[Job] Extract every line that contains the string "progettuale".

[Task inputs]
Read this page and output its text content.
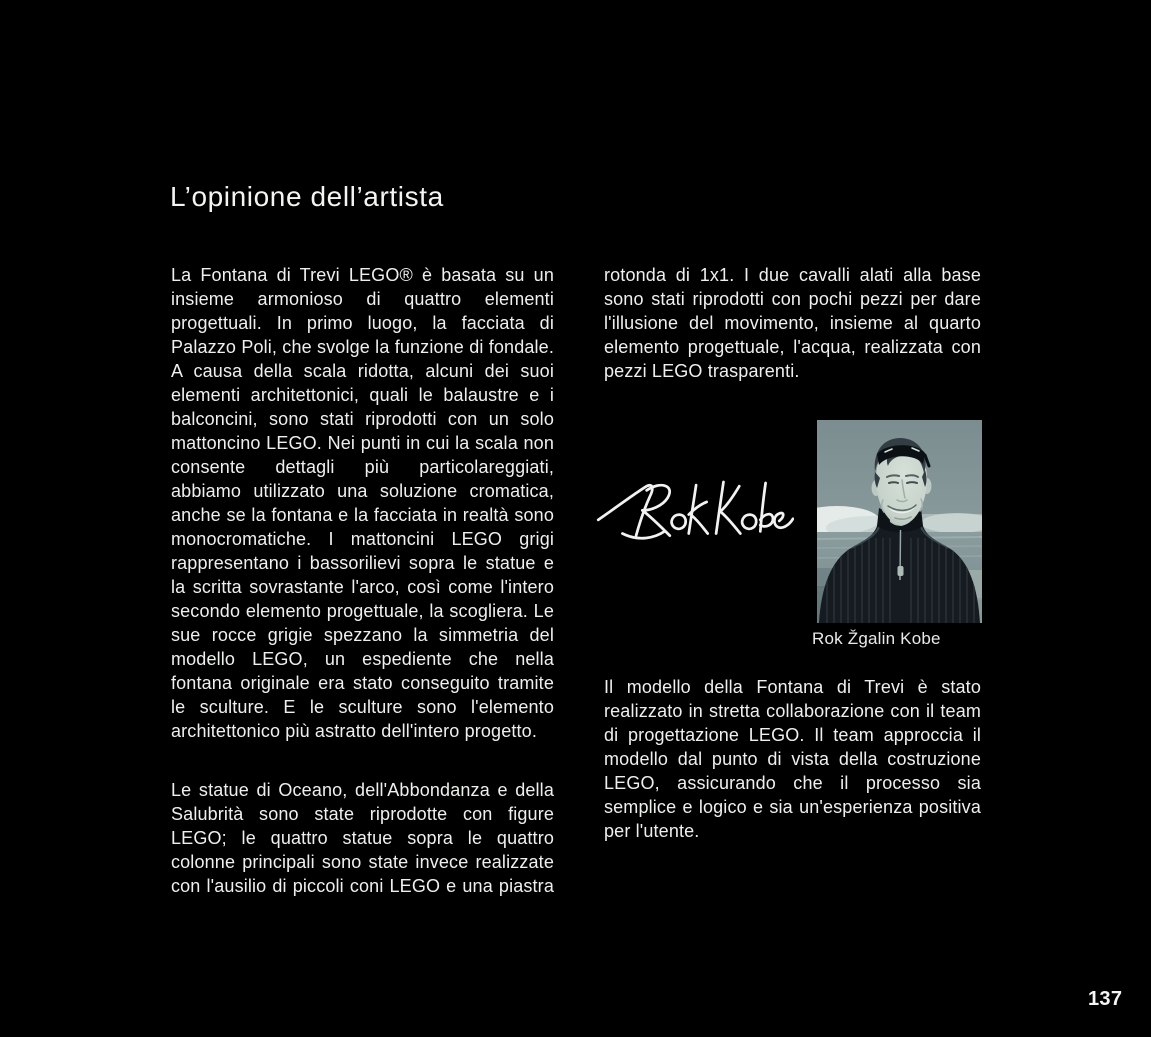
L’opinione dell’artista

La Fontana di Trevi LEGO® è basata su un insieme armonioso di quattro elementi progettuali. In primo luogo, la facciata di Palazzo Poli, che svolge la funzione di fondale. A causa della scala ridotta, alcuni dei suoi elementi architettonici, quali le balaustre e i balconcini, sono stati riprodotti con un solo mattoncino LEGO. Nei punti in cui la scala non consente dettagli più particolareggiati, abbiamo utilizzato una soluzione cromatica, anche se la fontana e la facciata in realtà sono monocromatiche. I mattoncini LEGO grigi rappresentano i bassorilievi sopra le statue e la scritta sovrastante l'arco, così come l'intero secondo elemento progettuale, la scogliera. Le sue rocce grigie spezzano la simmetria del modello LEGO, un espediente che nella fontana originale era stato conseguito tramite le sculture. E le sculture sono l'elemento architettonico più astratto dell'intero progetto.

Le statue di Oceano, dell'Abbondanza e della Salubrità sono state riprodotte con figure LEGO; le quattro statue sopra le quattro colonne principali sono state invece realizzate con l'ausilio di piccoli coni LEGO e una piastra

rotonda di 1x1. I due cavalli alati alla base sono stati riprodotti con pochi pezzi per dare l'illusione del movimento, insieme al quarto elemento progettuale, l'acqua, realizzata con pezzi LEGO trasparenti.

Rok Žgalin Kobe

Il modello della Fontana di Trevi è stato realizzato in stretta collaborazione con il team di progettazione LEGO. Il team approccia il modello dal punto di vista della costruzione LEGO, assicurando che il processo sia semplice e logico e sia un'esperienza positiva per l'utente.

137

...

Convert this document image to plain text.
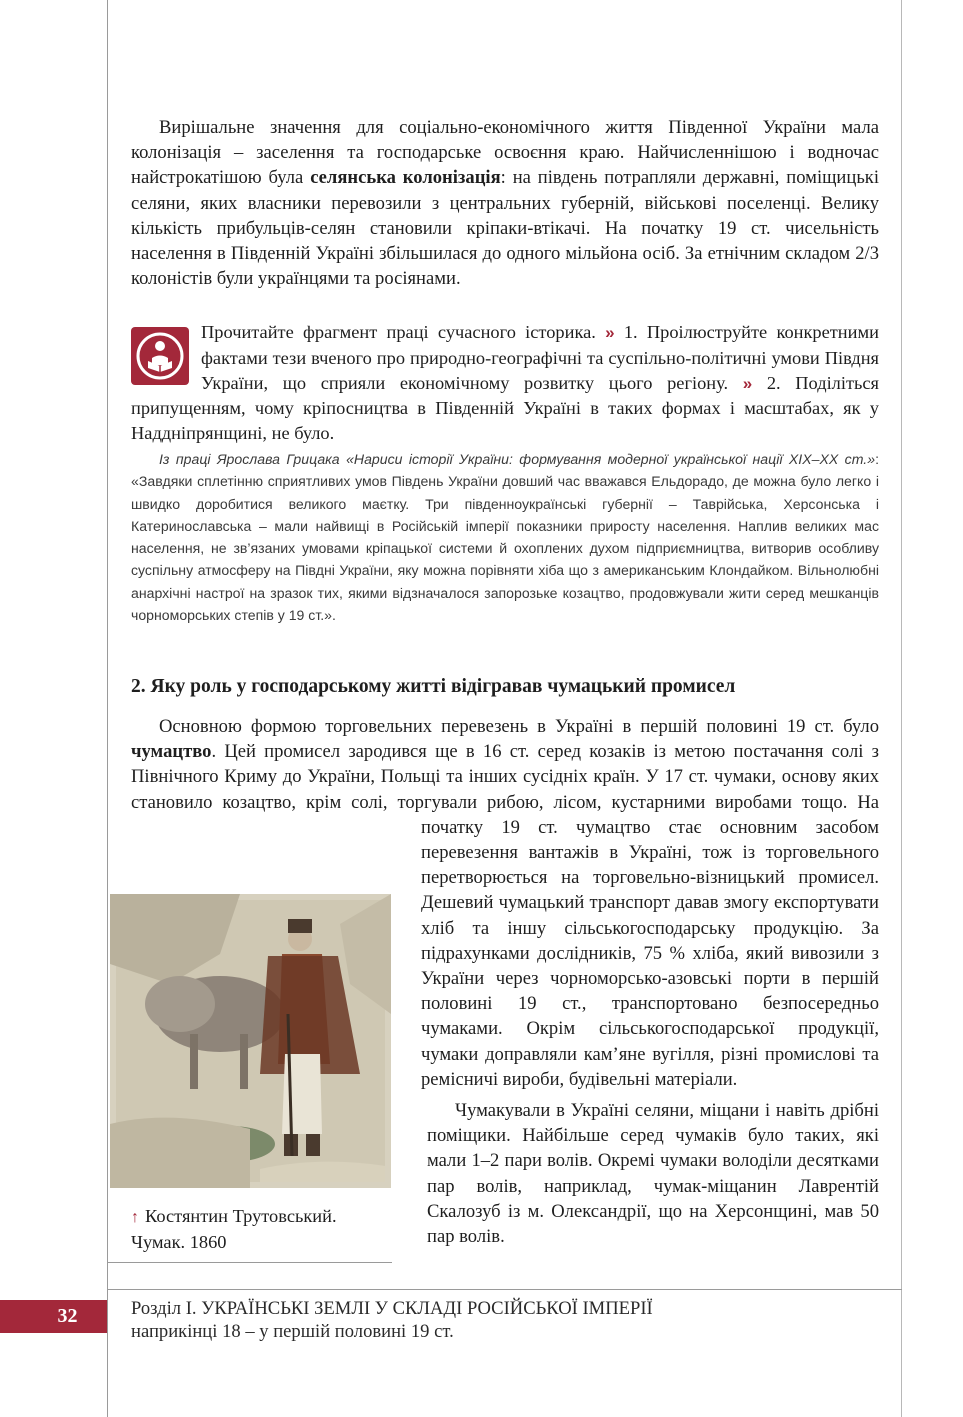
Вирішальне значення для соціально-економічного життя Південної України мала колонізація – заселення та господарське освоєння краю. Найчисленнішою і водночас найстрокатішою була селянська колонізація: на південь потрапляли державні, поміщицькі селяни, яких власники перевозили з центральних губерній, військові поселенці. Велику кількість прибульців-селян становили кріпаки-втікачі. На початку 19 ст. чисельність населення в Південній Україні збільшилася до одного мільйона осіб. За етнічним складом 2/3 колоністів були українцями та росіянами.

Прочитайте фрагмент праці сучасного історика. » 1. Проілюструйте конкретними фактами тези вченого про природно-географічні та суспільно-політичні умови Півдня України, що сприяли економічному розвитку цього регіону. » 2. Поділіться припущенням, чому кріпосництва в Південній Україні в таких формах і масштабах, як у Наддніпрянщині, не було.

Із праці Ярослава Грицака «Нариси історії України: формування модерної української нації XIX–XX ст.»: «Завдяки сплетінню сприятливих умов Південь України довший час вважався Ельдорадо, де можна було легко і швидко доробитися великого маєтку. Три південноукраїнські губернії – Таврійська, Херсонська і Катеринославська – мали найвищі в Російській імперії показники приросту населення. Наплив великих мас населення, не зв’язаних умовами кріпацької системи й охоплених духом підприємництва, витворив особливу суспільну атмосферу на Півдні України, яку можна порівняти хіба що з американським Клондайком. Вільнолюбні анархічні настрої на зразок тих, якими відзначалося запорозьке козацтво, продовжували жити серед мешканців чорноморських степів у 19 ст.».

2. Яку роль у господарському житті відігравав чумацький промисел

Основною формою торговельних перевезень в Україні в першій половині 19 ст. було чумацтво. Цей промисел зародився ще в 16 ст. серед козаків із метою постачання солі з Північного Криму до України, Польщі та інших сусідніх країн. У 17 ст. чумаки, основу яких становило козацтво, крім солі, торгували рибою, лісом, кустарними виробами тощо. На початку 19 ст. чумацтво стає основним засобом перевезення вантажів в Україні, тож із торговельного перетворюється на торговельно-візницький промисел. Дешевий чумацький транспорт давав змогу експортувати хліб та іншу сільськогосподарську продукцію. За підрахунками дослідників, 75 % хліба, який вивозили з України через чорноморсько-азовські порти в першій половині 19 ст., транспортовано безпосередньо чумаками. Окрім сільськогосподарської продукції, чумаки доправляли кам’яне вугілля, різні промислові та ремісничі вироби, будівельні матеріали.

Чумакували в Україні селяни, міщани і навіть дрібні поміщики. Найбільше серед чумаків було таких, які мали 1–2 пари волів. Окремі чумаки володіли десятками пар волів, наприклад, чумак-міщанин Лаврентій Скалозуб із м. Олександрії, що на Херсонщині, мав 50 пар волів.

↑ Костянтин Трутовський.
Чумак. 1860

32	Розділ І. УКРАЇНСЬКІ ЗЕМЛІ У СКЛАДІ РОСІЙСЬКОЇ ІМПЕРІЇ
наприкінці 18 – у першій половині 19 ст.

==

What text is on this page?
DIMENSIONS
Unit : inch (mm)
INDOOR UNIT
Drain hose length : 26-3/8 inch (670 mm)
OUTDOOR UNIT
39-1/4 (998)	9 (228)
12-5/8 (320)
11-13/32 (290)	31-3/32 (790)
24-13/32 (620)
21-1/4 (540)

[Full answer]
La Fontana di Trevi LEGO® è basata su un insieme armonioso di quattro elementi progettuali. In primo luogo, la facciata di Palazzo Poli, che svolge la funzione di fondale. A causa della scala ridotta, alcuni dei suoi elementi architettonici, quali le balaustre e i balconcini, sono stati riprodotti con un solo mattoncino LEGO. Nei punti in cui la scala non consente dettagli più particolareggiati, abbiamo utilizzato una soluzione cromatica, anche se la fontana e la facciata in realtà sono monocromatiche. I mattoncini LEGO grigi rappresentano i bassorilievi sopra le statue e la scritta sovrastante l'arco, così come l'intero secondo elemento progettuale, la scogliera. Le sue rocce grigie spezzano la simmetria del modello LEGO, un espediente che nella fontana originale era stato conseguito tramite le sculture. E le sculture sono l'elemento architettonico più astratto dell'intero progetto.
rotonda di 1x1. I due cavalli alati alla base sono stati riprodotti con pochi pezzi per dare l'illusione del movimento, insieme al quarto elemento progettuale, l'acqua, realizzata con pezzi LEGO trasparenti.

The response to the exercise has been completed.